--- EXERCISE AIM ---
Extract every line that contains the word "ЕПГУ".
** Start of PROVIDED MATERIAL **
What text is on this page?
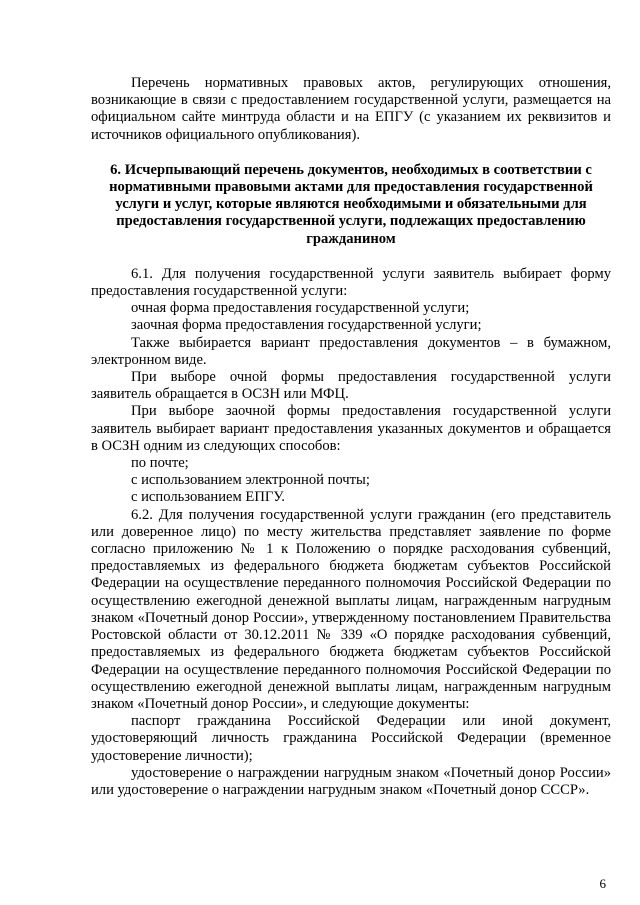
Перечень нормативных правовых актов, регулирующих отношения, возникающие в связи с предоставлением государственной услуги, размещается на официальном сайте минтруда области и на ЕПГУ (с указанием их реквизитов и источников официального опубликования).

6. Исчерпывающий перечень документов, необходимых в соответствии с нормативными правовыми актами для предоставления государственной услуги и услуг, которые являются необходимыми и обязательными для предоставления государственной услуги, подлежащих предоставлению гражданином

6.1. Для получения государственной услуги заявитель выбирает форму предоставления государственной услуги:

очная форма предоставления государственной услуги;

заочная форма предоставления государственной услуги;

Также выбирается вариант предоставления документов – в бумажном, электронном виде.

При выборе очной формы предоставления государственной услуги заявитель обращается в ОСЗН или МФЦ.

При выборе заочной формы предоставления государственной услуги заявитель выбирает вариант предоставления указанных документов и обращается в ОСЗН одним из следующих способов:

по почте;

с использованием электронной почты;

с использованием ЕПГУ.

6.2. Для получения государственной услуги гражданин (его представитель или доверенное лицо) по месту жительства представляет заявление по форме согласно приложению № 1 к Положению о порядке расходования субвенций, предоставляемых из федерального бюджета бюджетам субъектов Российской Федерации на осуществление переданного полномочия Российской Федерации по осуществлению ежегодной денежной выплаты лицам, награжденным нагрудным знаком «Почетный донор России», утвержденному постановлением Правительства Ростовской области от 30.12.2011 № 339 «О порядке расходования субвенций, предоставляемых из федерального бюджета бюджетам субъектов Российской Федерации на осуществление переданного полномочия Российской Федерации по осуществлению ежегодной денежной выплаты лицам, награжденным нагрудным знаком «Почетный донор России», и следующие документы:

паспорт гражданина Российской Федерации или иной документ, удостоверяющий личность гражданина Российской Федерации (временное удостоверение личности);

удостоверение о награждении нагрудным знаком «Почетный донор России» или удостоверение о награждении нагрудным знаком «Почетный донор СССР».

6
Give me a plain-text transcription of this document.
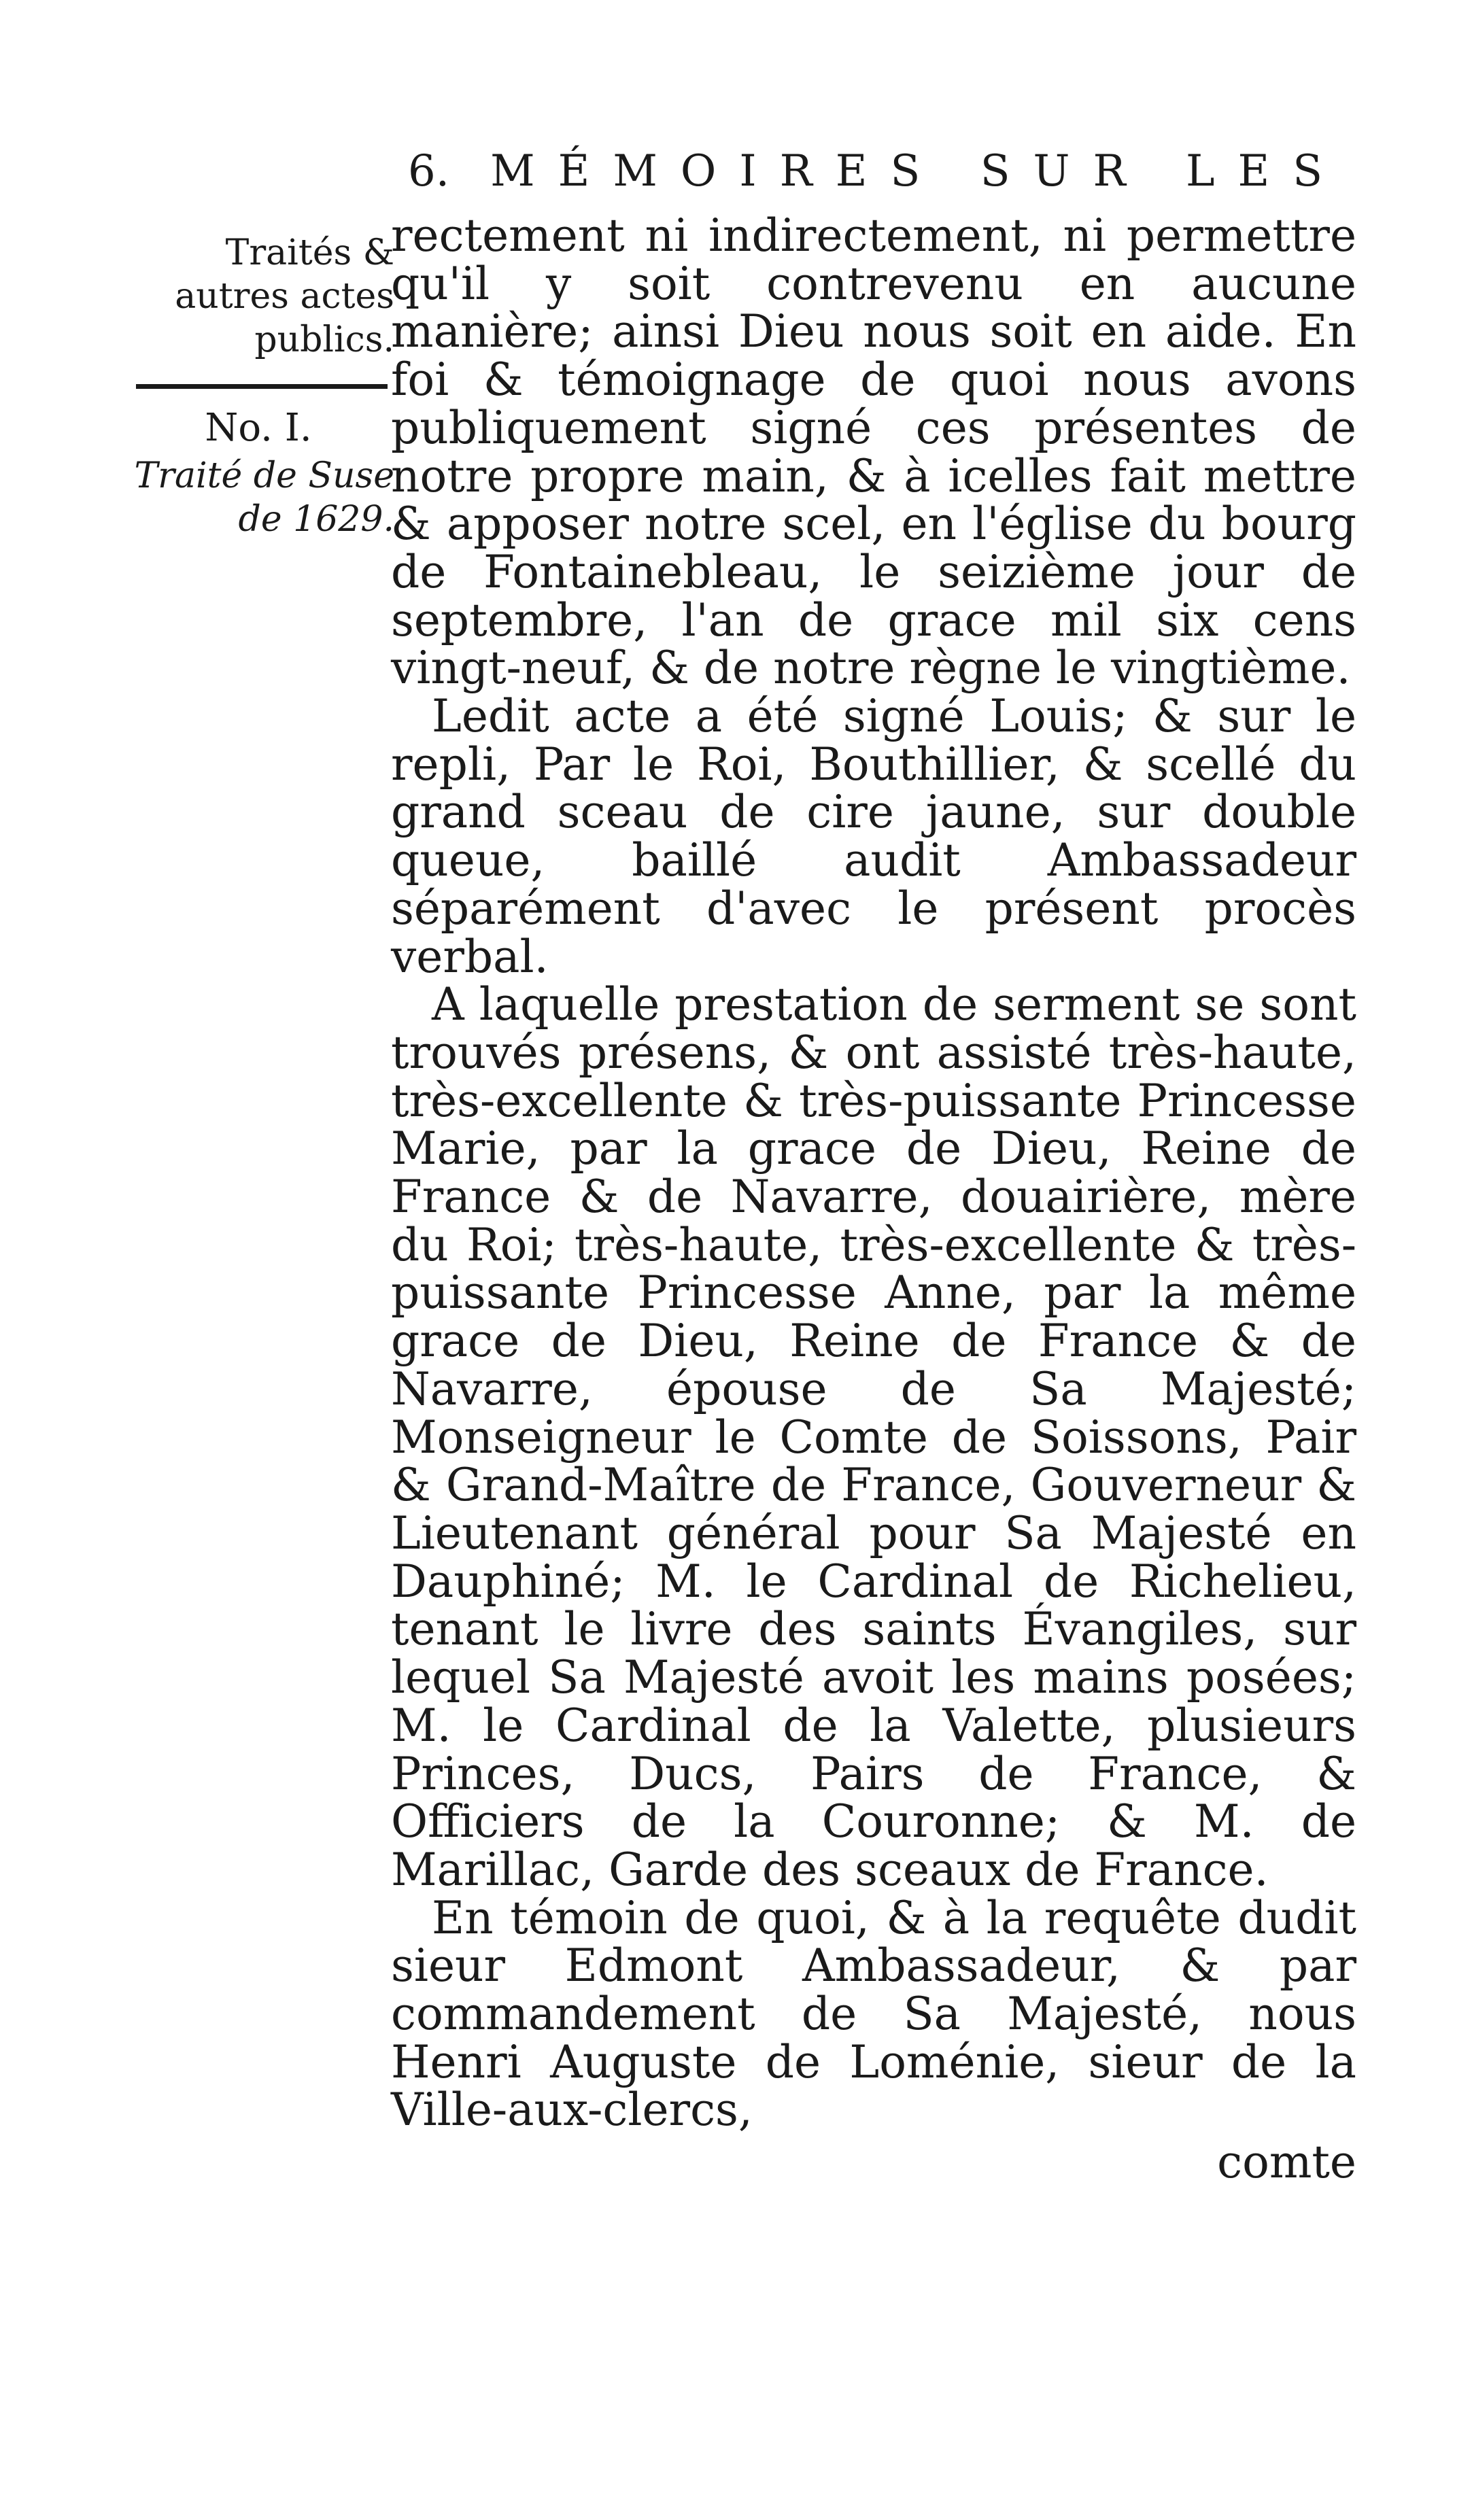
6. MÉMOIRES SUR LES
Traités & autres actes publics.
No. I.
Traité de Suse de 1629.

rectement ni indirectement, ni permettre qu'il y soit contrevenu en aucune manière; ainsi Dieu nous soit en aide. En foi & témoignage de quoi nous avons publiquement signé ces présentes de notre propre main, & à icelles fait mettre & apposer notre scel, en l'église du bourg de Fontainebleau, le seizième jour de septembre, l'an de grace mil six cens vingt-neuf, & de notre règne le vingtième.

Ledit acte a été signé Louis; & sur le repli, Par le Roi, Bouthillier, & scellé du grand sceau de cire jaune, sur double queue, baillé audit Ambassadeur séparément d'avec le présent procès verbal.

A laquelle prestation de serment se sont trouvés présens, & ont assisté très-haute, très-excellente & très-puissante Princesse Marie, par la grace de Dieu, Reine de France & de Navarre, douairière, mère du Roi; très-haute, très-excellente & très-puissante Princesse Anne, par la même grace de Dieu, Reine de France & de Navarre, épouse de Sa Majesté; Monseigneur le Comte de Soissons, Pair & Grand-Maître de France, Gouverneur & Lieutenant général pour Sa Majesté en Dauphiné; M. le Cardinal de Richelieu, tenant le livre des saints Évangiles, sur lequel Sa Majesté avoit les mains posées; M. le Cardinal de la Valette, plusieurs Princes, Ducs, Pairs de France, & Officiers de la Couronne; & M. de Marillac, Garde des sceaux de France.

En témoin de quoi, & à la requête dudit sieur Edmont Ambassadeur, & par commandement de Sa Majesté, nous Henri Auguste de Loménie, sieur de la Ville-aux-clercs,

comte
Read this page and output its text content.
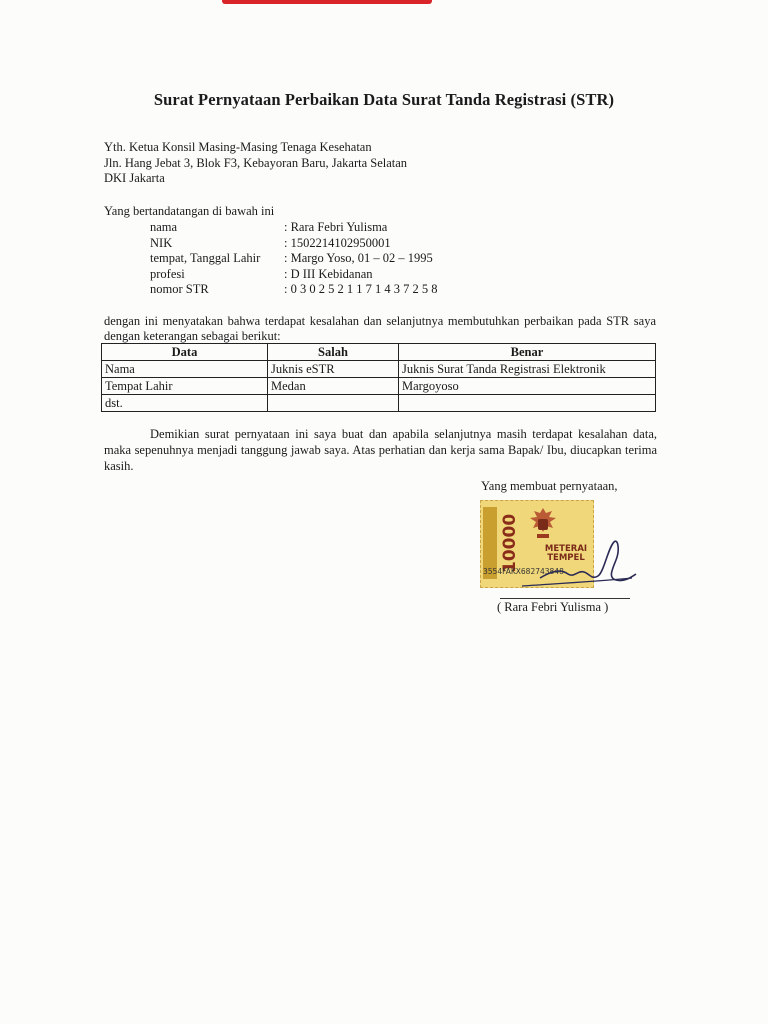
Surat Pernyataan Perbaikan Data Surat Tanda Registrasi (STR)
Yth. Ketua Konsil Masing-Masing Tenaga Kesehatan
Jln. Hang Jebat 3, Blok F3, Kebayoran Baru, Jakarta Selatan
DKI Jakarta
Yang bertandatangan di bawah ini
nama	: Rara Febri Yulisma
NIK	: 1502214102950001
tempat, Tanggal Lahir	: Margo Yoso, 01 – 02 – 1995
profesi	: D III Kebidanan
nomor STR	: 0 3 0 2 5 2 1 1 7 1 4 3 7 2 5 8
dengan ini menyatakan bahwa terdapat kesalahan dan selanjutnya membutuhkan perbaikan pada STR saya dengan keterangan sebagai berikut:
Data	Salah	Benar
Nama	Juknis eSTR	Juknis Surat Tanda Registrasi Elektronik
Tempat Lahir	Medan	Margoyoso
dst.		
Demikian surat pernyataan ini saya buat dan apabila selanjutnya masih terdapat kesalahan data, maka sepenuhnya menjadi tanggung jawab saya. Atas perhatian dan kerja sama Bapak/ Ibu, diucapkan terima kasih.
Yang membuat pernyataan,
10000	METERAI TEMPEL
3554FAKX682743848
( Rara Febri Yulisma )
** End of PROVIDED MATERIAL **
--- EXPECTED ANSWER ---
Перечень нормативных правовых актов, регулирующих отношения, возникающие в связи с предоставлением государственной услуги, размещается на официальном сайте минтруда области и на ЕПГУ (с указанием их реквизитов и источников официального опубликования).
с использованием ЕПГУ.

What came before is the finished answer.